---------- GIVEN RECORDS ----------
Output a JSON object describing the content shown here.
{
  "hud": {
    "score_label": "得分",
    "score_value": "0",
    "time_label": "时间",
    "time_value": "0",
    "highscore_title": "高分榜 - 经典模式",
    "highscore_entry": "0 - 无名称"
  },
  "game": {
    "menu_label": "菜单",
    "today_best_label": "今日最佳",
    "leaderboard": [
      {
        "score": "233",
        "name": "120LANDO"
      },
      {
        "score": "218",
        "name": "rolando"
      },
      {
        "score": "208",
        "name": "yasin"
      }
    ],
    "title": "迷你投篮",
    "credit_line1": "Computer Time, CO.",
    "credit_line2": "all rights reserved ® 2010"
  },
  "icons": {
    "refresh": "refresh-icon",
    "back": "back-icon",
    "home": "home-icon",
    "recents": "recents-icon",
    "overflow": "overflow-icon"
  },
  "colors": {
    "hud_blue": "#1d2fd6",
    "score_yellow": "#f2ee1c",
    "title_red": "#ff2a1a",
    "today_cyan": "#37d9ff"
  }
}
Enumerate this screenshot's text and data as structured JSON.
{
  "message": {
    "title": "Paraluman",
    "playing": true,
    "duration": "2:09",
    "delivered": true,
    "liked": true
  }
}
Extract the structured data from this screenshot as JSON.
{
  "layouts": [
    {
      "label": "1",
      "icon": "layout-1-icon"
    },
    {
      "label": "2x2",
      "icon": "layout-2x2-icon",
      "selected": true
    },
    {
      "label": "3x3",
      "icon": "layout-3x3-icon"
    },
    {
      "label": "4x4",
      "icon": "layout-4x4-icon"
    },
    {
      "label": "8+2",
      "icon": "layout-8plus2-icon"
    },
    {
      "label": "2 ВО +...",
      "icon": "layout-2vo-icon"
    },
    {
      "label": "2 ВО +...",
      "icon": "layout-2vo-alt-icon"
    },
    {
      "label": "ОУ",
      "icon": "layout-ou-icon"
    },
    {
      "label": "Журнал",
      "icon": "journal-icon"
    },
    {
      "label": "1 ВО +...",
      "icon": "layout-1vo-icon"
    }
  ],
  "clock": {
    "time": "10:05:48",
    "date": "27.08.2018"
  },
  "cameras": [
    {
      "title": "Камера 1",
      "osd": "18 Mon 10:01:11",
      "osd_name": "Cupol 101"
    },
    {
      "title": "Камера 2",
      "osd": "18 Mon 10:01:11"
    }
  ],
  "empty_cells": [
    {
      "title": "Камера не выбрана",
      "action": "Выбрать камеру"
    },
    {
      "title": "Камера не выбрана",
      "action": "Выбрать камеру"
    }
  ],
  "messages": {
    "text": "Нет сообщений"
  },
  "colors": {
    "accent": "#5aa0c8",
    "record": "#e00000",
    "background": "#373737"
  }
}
----------
(DIRECTIONS): Copy out each line in the preceding records that contains "Камера".

(ANSWER IN FULL):
      "title": "Камера 1",
      "title": "Камера 2",
      "title": "Камера не выбрана",
      "title": "Камера не выбрана",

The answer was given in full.